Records
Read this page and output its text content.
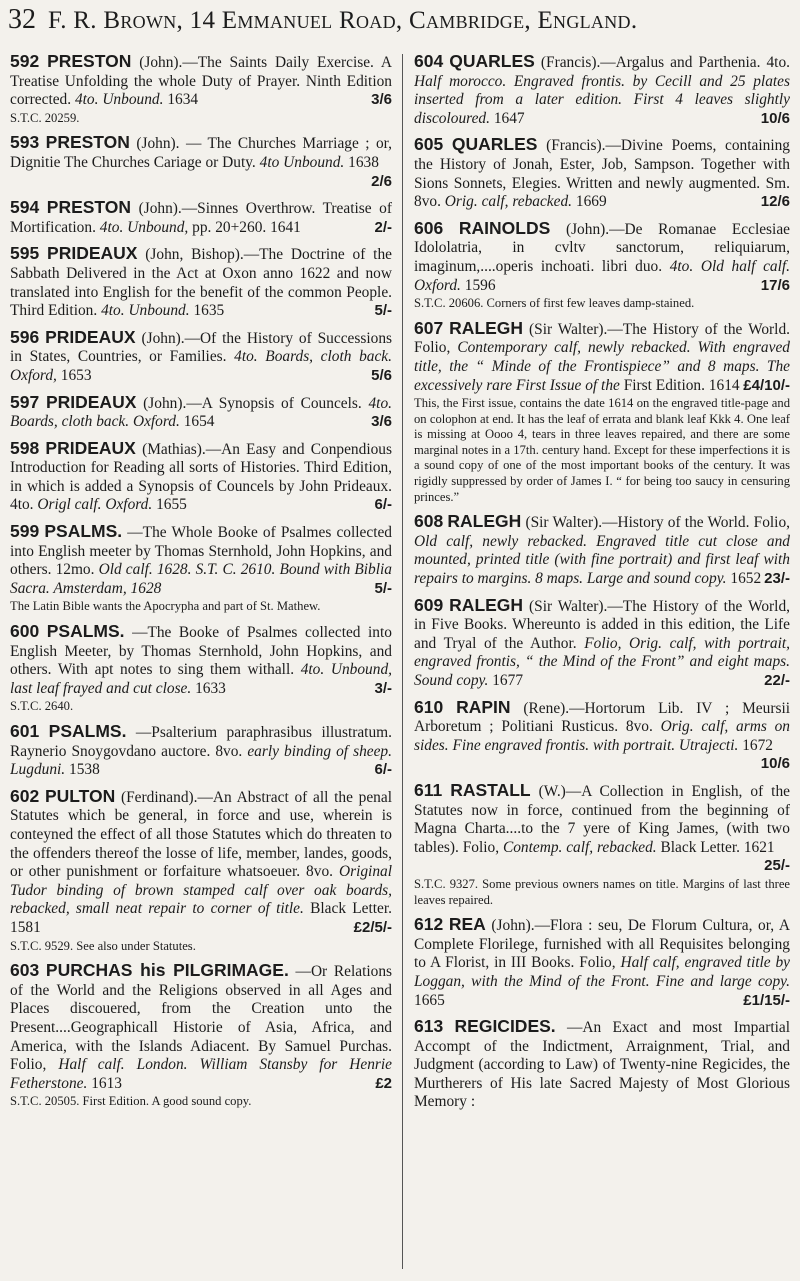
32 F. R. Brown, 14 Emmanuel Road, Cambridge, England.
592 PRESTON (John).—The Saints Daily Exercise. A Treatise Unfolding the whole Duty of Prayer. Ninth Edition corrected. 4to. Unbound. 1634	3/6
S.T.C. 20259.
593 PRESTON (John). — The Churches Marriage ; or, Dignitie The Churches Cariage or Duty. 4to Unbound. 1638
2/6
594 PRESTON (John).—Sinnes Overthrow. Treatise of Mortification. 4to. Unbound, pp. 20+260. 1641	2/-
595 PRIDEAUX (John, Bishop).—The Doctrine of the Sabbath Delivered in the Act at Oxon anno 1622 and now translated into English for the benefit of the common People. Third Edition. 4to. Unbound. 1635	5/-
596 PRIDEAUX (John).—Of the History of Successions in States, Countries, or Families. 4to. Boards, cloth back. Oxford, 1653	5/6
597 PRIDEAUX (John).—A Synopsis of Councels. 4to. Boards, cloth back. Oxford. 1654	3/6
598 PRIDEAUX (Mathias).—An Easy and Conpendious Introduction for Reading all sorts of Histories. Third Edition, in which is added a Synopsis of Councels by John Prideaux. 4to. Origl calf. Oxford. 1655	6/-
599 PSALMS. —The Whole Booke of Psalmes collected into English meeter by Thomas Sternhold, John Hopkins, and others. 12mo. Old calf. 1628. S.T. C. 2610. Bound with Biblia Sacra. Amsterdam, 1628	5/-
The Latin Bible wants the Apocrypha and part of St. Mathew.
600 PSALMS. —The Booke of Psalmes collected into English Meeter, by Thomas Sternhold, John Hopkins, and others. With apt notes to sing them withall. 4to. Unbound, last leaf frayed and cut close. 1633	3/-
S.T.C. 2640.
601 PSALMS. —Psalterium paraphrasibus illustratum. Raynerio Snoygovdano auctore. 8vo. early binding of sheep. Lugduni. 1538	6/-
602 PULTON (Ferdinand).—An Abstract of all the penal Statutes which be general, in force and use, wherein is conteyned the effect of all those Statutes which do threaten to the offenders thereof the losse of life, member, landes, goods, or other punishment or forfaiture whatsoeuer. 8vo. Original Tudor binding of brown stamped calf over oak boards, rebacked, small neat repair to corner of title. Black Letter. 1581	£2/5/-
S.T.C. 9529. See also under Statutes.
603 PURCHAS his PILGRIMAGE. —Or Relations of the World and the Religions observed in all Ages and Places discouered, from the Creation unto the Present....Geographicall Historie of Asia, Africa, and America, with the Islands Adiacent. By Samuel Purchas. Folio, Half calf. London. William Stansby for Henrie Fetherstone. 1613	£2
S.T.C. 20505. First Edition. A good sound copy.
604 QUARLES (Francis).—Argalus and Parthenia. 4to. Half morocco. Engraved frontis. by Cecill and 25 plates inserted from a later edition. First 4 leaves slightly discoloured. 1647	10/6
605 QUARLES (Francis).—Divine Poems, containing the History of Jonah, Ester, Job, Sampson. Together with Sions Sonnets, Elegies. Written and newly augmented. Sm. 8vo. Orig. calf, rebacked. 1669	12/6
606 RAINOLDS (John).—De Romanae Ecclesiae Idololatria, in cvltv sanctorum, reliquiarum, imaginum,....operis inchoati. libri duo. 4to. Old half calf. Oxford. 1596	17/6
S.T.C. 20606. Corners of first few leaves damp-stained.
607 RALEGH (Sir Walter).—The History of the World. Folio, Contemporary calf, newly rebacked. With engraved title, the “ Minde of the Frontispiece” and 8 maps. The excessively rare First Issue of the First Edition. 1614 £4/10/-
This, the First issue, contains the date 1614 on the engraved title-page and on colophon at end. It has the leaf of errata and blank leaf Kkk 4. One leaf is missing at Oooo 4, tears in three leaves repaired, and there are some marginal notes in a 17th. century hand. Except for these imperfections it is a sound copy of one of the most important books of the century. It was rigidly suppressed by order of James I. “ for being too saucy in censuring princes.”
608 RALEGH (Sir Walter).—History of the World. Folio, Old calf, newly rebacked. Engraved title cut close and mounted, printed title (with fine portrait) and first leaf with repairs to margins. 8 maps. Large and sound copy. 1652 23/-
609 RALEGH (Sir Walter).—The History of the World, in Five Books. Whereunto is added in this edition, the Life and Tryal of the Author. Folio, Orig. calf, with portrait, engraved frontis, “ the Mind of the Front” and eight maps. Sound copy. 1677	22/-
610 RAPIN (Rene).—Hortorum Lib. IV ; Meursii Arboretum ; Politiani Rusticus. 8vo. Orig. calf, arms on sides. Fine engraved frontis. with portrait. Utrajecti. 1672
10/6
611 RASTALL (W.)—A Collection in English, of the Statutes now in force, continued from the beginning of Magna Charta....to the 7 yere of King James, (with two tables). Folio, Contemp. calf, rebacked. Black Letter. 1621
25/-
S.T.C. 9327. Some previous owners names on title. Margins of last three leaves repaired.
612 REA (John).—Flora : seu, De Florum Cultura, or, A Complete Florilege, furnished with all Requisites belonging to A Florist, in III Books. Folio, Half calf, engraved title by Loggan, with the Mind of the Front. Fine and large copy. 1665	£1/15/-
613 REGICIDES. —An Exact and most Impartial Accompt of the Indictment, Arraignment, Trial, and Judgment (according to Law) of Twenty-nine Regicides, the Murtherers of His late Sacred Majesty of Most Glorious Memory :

### SET EXERCISE
Without including the pictures, reproduce all entries exactly.

### REPLY
Read this page and output its text content.
32 F. R. Brown, 14 Emmanuel Road, Cambridge, England.
592 PRESTON (John).—The Saints Daily Exercise. A Treatise Unfolding the whole Duty of Prayer. Ninth Edition corrected. 4to. Unbound. 1634	3/6
S.T.C. 20259.
593 PRESTON (John). — The Churches Marriage ; or, Dignitie The Churches Cariage or Duty. 4to Unbound. 1638
2/6
594 PRESTON (John).—Sinnes Overthrow. Treatise of Mortification. 4to. Unbound, pp. 20+260. 1641	2/-
595 PRIDEAUX (John, Bishop).—The Doctrine of the Sabbath Delivered in the Act at Oxon anno 1622 and now translated into English for the benefit of the common People. Third Edition. 4to. Unbound. 1635	5/-
596 PRIDEAUX (John).—Of the History of Successions in States, Countries, or Families. 4to. Boards, cloth back. Oxford, 1653	5/6
597 PRIDEAUX (John).—A Synopsis of Councels. 4to. Boards, cloth back. Oxford. 1654	3/6
598 PRIDEAUX (Mathias).—An Easy and Conpendious Introduction for Reading all sorts of Histories. Third Edition, in which is added a Synopsis of Councels by John Prideaux. 4to. Origl calf. Oxford. 1655	6/-
599 PSALMS. —The Whole Booke of Psalmes collected into English meeter by Thomas Sternhold, John Hopkins, and others. 12mo. Old calf. 1628. S.T. C. 2610. Bound with Biblia Sacra. Amsterdam, 1628	5/-
The Latin Bible wants the Apocrypha and part of St. Mathew.
600 PSALMS. —The Booke of Psalmes collected into English Meeter, by Thomas Sternhold, John Hopkins, and others. With apt notes to sing them withall. 4to. Unbound, last leaf frayed and cut close. 1633	3/-
S.T.C. 2640.
601 PSALMS. —Psalterium paraphrasibus illustratum. Raynerio Snoygovdano auctore. 8vo. early binding of sheep. Lugduni. 1538	6/-
602 PULTON (Ferdinand).—An Abstract of all the penal Statutes which be general, in force and use, wherein is conteyned the effect of all those Statutes which do threaten to the offenders thereof the losse of life, member, landes, goods, or other punishment or forfaiture whatsoeuer. 8vo. Original Tudor binding of brown stamped calf over oak boards, rebacked, small neat repair to corner of title. Black Letter. 1581	£2/5/-
S.T.C. 9529. See also under Statutes.
603 PURCHAS his PILGRIMAGE. —Or Relations of the World and the Religions observed in all Ages and Places discouered, from the Creation unto the Present....Geographicall Historie of Asia, Africa, and America, with the Islands Adiacent. By Samuel Purchas. Folio, Half calf. London. William Stansby for Henrie Fetherstone. 1613	£2
S.T.C. 20505. First Edition. A good sound copy.
604 QUARLES (Francis).—Argalus and Parthenia. 4to. Half morocco. Engraved frontis. by Cecill and 25 plates inserted from a later edition. First 4 leaves slightly discoloured. 1647	10/6
605 QUARLES (Francis).—Divine Poems, containing the History of Jonah, Ester, Job, Sampson. Together with Sions Sonnets, Elegies. Written and newly augmented. Sm. 8vo. Orig. calf, rebacked. 1669	12/6
606 RAINOLDS (John).—De Romanae Ecclesiae Idololatria, in cvltv sanctorum, reliquiarum, imaginum,....operis inchoati. libri duo. 4to. Old half calf. Oxford. 1596	17/6
S.T.C. 20606. Corners of first few leaves damp-stained.
607 RALEGH (Sir Walter).—The History of the World. Folio, Contemporary calf, newly rebacked. With engraved title, the “ Minde of the Frontispiece” and 8 maps. The excessively rare First Issue of the First Edition. 1614 £4/10/-
This, the First issue, contains the date 1614 on the engraved title-page and on colophon at end. It has the leaf of errata and blank leaf Kkk 4. One leaf is missing at Oooo 4, tears in three leaves repaired, and there are some marginal notes in a 17th. century hand. Except for these imperfections it is a sound copy of one of the most important books of the century. It was rigidly suppressed by order of James I. “ for being too saucy in censuring princes.”
608 RALEGH (Sir Walter).—History of the World. Folio, Old calf, newly rebacked. Engraved title cut close and mounted, printed title (with fine portrait) and first leaf with repairs to margins. 8 maps. Large and sound copy. 1652 23/-
609 RALEGH (Sir Walter).—The History of the World, in Five Books. Whereunto is added in this edition, the Life and Tryal of the Author. Folio, Orig. calf, with portrait, engraved frontis, “ the Mind of the Front” and eight maps. Sound copy. 1677	22/-
610 RAPIN (Rene).—Hortorum Lib. IV ; Meursii Arboretum ; Politiani Rusticus. 8vo. Orig. calf, arms on sides. Fine engraved frontis. with portrait. Utrajecti. 1672
10/6
611 RASTALL (W.)—A Collection in English, of the Statutes now in force, continued from the beginning of Magna Charta....to the 7 yere of King James, (with two tables). Folio, Contemp. calf, rebacked. Black Letter. 1621
25/-
S.T.C. 9327. Some previous owners names on title. Margins of last three leaves repaired.
612 REA (John).—Flora : seu, De Florum Cultura, or, A Complete Florilege, furnished with all Requisites belonging to A Florist, in III Books. Folio, Half calf, engraved title by Loggan, with the Mind of the Front. Fine and large copy. 1665	£1/15/-
613 REGICIDES. —An Exact and most Impartial Accompt of the Indictment, Arraignment, Trial, and Judgment (according to Law) of Twenty-nine Regicides, the Murtherers of His late Sacred Majesty of Most Glorious Memory :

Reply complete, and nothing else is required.